- _Problem_
Gather each line of the records where "color" appears.
** Start Supplied records **
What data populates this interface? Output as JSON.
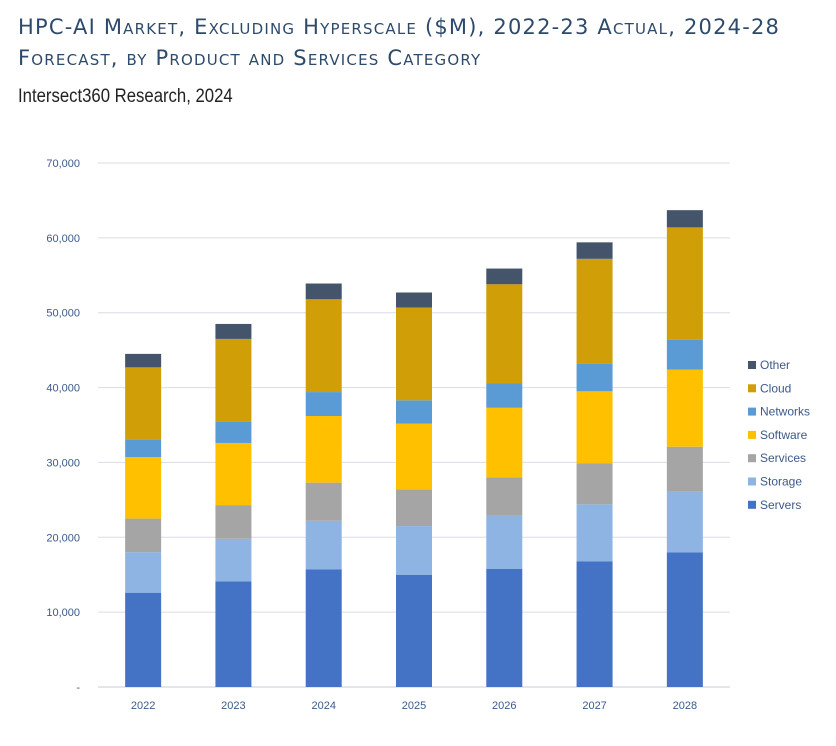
{
  "chart_data": {
    "type": "bar",
    "stacked": true,
    "title": "HPC-AI Market, Excluding Hyperscale ($M), 2022-23 Actual, 2024-28 Forecast, by Product and Services Category",
    "subtitle": "Intersect360 Research, 2024",
    "xlabel": "",
    "ylabel": "",
    "ylim": [
      0,
      70000
    ],
    "yticks": [
      0,
      10000,
      20000,
      30000,
      40000,
      50000,
      60000,
      70000
    ],
    "ytick_labels": [
      "-",
      "10,000",
      "20,000",
      "30,000",
      "40,000",
      "50,000",
      "60,000",
      "70,000"
    ],
    "grid": true,
    "legend_position": "right",
    "categories": [
      "2022",
      "2023",
      "2024",
      "2025",
      "2026",
      "2027",
      "2028"
    ],
    "series": [
      {
        "name": "Servers",
        "color": "#4472c4",
        "values": [
          12600,
          14100,
          15700,
          15000,
          15800,
          16800,
          18000
        ]
      },
      {
        "name": "Storage",
        "color": "#8eb4e3",
        "values": [
          5400,
          5700,
          6500,
          6500,
          7100,
          7600,
          8100
        ]
      },
      {
        "name": "Services",
        "color": "#a5a5a5",
        "values": [
          4500,
          4500,
          5100,
          4900,
          5100,
          5500,
          6000
        ]
      },
      {
        "name": "Software",
        "color": "#ffc000",
        "values": [
          8200,
          8300,
          8900,
          8800,
          9300,
          9600,
          10300
        ]
      },
      {
        "name": "Networks",
        "color": "#5b9bd5",
        "values": [
          2400,
          2900,
          3200,
          3100,
          3300,
          3700,
          4000
        ]
      },
      {
        "name": "Cloud",
        "color": "#d09e06",
        "values": [
          9600,
          11000,
          12400,
          12400,
          13200,
          14000,
          15000
        ]
      },
      {
        "name": "Other",
        "color": "#44546a",
        "values": [
          1800,
          2000,
          2100,
          2000,
          2100,
          2200,
          2300
        ]
      }
    ]
  }
}
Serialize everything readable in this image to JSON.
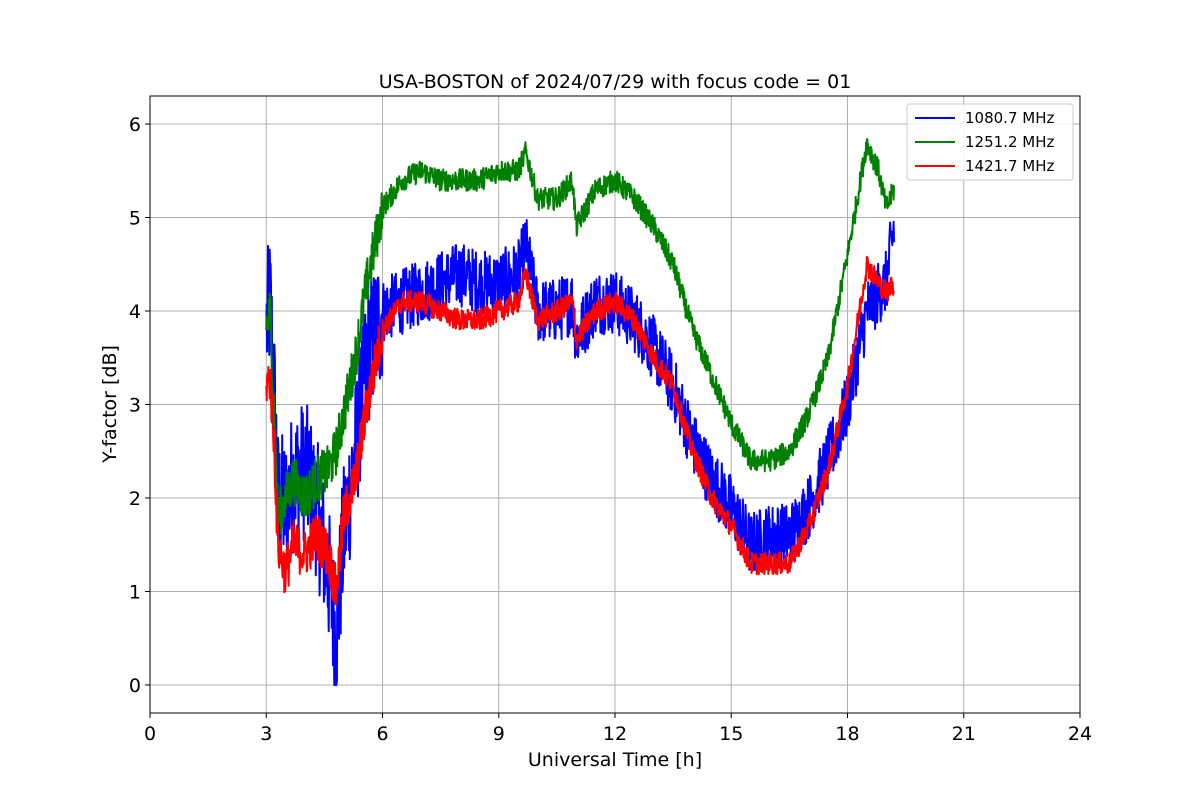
{
  "chart_data": {
    "type": "line",
    "title": "USA-BOSTON of 2024/07/29 with focus code = 01",
    "xlabel": "Universal Time [h]",
    "ylabel": "Y-factor [dB]",
    "xlim": [
      0,
      24
    ],
    "ylim": [
      -0.3,
      6.3
    ],
    "xticks": [
      0,
      3,
      6,
      9,
      12,
      15,
      18,
      21,
      24
    ],
    "yticks": [
      0,
      1,
      2,
      3,
      4,
      5,
      6
    ],
    "xtick_labels": [
      "0",
      "3",
      "6",
      "9",
      "12",
      "15",
      "18",
      "21",
      "24"
    ],
    "ytick_labels": [
      "0",
      "1",
      "2",
      "3",
      "4",
      "5",
      "6"
    ],
    "grid": true,
    "legend_position": "top-right",
    "series": [
      {
        "name": "1080.7 MHz",
        "color": "#0000ff",
        "x": [
          3.0,
          3.1,
          3.2,
          3.3,
          3.5,
          3.7,
          4.0,
          4.3,
          4.6,
          4.8,
          5.0,
          5.3,
          5.6,
          6.0,
          6.5,
          7.0,
          7.5,
          8.0,
          8.5,
          9.0,
          9.5,
          9.7,
          10.0,
          10.5,
          10.9,
          11.0,
          11.5,
          12.0,
          12.5,
          13.0,
          13.5,
          14.0,
          14.5,
          15.0,
          15.5,
          16.0,
          16.5,
          17.0,
          17.5,
          18.0,
          18.5,
          18.8,
          19.0,
          19.2
        ],
        "y": [
          3.8,
          4.1,
          3.2,
          2.0,
          1.9,
          2.2,
          2.3,
          1.9,
          1.2,
          0.5,
          1.6,
          2.5,
          3.5,
          4.0,
          4.1,
          4.2,
          4.3,
          4.4,
          4.3,
          4.3,
          4.4,
          4.7,
          4.0,
          4.0,
          4.1,
          3.7,
          4.1,
          4.1,
          3.9,
          3.6,
          3.2,
          2.6,
          2.2,
          1.9,
          1.5,
          1.6,
          1.6,
          1.9,
          2.4,
          3.0,
          4.0,
          4.2,
          4.3,
          4.9
        ]
      },
      {
        "name": "1251.2 MHz",
        "color": "#008000",
        "x": [
          3.0,
          3.1,
          3.2,
          3.3,
          3.5,
          3.7,
          4.0,
          4.3,
          4.6,
          4.8,
          5.0,
          5.3,
          5.6,
          6.0,
          6.5,
          7.0,
          7.5,
          8.0,
          8.5,
          9.0,
          9.5,
          9.7,
          10.0,
          10.5,
          10.9,
          11.0,
          11.5,
          12.0,
          12.5,
          13.0,
          13.5,
          14.0,
          14.5,
          15.0,
          15.5,
          16.0,
          16.5,
          17.0,
          17.5,
          18.0,
          18.5,
          18.8,
          19.0,
          19.2
        ],
        "y": [
          3.8,
          4.0,
          3.0,
          1.8,
          2.0,
          2.2,
          2.0,
          2.2,
          2.3,
          2.5,
          2.9,
          3.5,
          4.3,
          5.1,
          5.4,
          5.5,
          5.4,
          5.4,
          5.4,
          5.5,
          5.5,
          5.7,
          5.2,
          5.2,
          5.4,
          4.9,
          5.3,
          5.4,
          5.2,
          4.9,
          4.5,
          3.8,
          3.3,
          2.8,
          2.4,
          2.4,
          2.5,
          2.9,
          3.5,
          4.6,
          5.8,
          5.5,
          5.1,
          5.3
        ]
      },
      {
        "name": "1421.7 MHz",
        "color": "#ff0000",
        "x": [
          3.0,
          3.1,
          3.2,
          3.3,
          3.5,
          3.7,
          4.0,
          4.3,
          4.6,
          4.8,
          5.0,
          5.3,
          5.6,
          6.0,
          6.5,
          7.0,
          7.5,
          8.0,
          8.5,
          9.0,
          9.5,
          9.7,
          10.0,
          10.5,
          10.9,
          11.0,
          11.5,
          12.0,
          12.5,
          13.0,
          13.5,
          14.0,
          14.5,
          15.0,
          15.5,
          16.0,
          16.5,
          17.0,
          17.5,
          18.0,
          18.5,
          18.8,
          19.0,
          19.2
        ],
        "y": [
          3.2,
          3.3,
          2.6,
          1.5,
          1.2,
          1.5,
          1.4,
          1.6,
          1.4,
          1.0,
          1.8,
          2.2,
          3.0,
          3.8,
          4.1,
          4.1,
          4.0,
          3.9,
          3.9,
          4.0,
          4.1,
          4.4,
          3.9,
          4.0,
          4.1,
          3.7,
          4.0,
          4.1,
          3.9,
          3.5,
          3.2,
          2.5,
          2.0,
          1.7,
          1.3,
          1.3,
          1.3,
          1.7,
          2.3,
          3.2,
          4.5,
          4.3,
          4.2,
          4.3
        ]
      }
    ]
  }
}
** End Supplied records **
- _Written response_
        "color": "#4472c4",
        "color": "#8eb4e3",
        "color": "#a5a5a5",
        "color": "#ffc000",
        "color": "#5b9bd5",
        "color": "#d09e06",
        "color": "#44546a",
        "color": "#0000ff",
        "color": "#008000",
        "color": "#ff0000",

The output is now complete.